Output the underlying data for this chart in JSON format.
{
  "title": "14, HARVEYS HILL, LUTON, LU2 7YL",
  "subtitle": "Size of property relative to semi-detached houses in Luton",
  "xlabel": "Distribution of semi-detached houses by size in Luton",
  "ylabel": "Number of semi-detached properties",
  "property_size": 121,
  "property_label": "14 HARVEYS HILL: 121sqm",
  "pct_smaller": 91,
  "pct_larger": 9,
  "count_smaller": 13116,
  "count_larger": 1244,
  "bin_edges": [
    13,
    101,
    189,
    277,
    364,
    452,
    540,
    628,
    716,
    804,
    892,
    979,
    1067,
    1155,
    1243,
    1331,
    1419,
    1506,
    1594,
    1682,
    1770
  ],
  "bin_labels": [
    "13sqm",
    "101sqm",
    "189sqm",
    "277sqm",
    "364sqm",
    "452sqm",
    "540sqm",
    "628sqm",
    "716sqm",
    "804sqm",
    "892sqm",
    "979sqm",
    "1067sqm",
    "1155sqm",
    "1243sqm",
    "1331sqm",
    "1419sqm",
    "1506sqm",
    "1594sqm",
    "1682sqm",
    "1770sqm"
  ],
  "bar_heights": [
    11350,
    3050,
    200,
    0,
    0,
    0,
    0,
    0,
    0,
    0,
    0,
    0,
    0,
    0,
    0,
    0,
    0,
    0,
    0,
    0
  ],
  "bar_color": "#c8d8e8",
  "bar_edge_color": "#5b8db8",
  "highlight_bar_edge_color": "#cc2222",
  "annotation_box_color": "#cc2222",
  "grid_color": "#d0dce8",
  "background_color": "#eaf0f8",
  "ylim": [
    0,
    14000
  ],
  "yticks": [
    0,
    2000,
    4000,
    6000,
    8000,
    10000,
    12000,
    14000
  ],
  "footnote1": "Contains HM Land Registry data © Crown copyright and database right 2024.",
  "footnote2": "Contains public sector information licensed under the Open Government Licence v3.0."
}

**REQUIREMENTS**.
Reproduce the data shown above exactly.

**RESULT FOR THIS EXERCISE**.
Output the underlying data for this chart in JSON format.
{
  "title": "14, HARVEYS HILL, LUTON, LU2 7YL",
  "subtitle": "Size of property relative to semi-detached houses in Luton",
  "xlabel": "Distribution of semi-detached houses by size in Luton",
  "ylabel": "Number of semi-detached properties",
  "property_size": 121,
  "property_label": "14 HARVEYS HILL: 121sqm",
  "pct_smaller": 91,
  "pct_larger": 9,
  "count_smaller": 13116,
  "count_larger": 1244,
  "bin_edges": [
    13,
    101,
    189,
    277,
    364,
    452,
    540,
    628,
    716,
    804,
    892,
    979,
    1067,
    1155,
    1243,
    1331,
    1419,
    1506,
    1594,
    1682,
    1770
  ],
  "bin_labels": [
    "13sqm",
    "101sqm",
    "189sqm",
    "277sqm",
    "364sqm",
    "452sqm",
    "540sqm",
    "628sqm",
    "716sqm",
    "804sqm",
    "892sqm",
    "979sqm",
    "1067sqm",
    "1155sqm",
    "1243sqm",
    "1331sqm",
    "1419sqm",
    "1506sqm",
    "1594sqm",
    "1682sqm",
    "1770sqm"
  ],
  "bar_heights": [
    11350,
    3050,
    200,
    0,
    0,
    0,
    0,
    0,
    0,
    0,
    0,
    0,
    0,
    0,
    0,
    0,
    0,
    0,
    0,
    0
  ],
  "bar_color": "#c8d8e8",
  "bar_edge_color": "#5b8db8",
  "highlight_bar_edge_color": "#cc2222",
  "annotation_box_color": "#cc2222",
  "grid_color": "#d0dce8",
  "background_color": "#eaf0f8",
  "ylim": [
    0,
    14000
  ],
  "yticks": [
    0,
    2000,
    4000,
    6000,
    8000,
    10000,
    12000,
    14000
  ],
  "footnote1": "Contains HM Land Registry data © Crown copyright and database right 2024.",
  "footnote2": "Contains public sector information licensed under the Open Government Licence v3.0."
}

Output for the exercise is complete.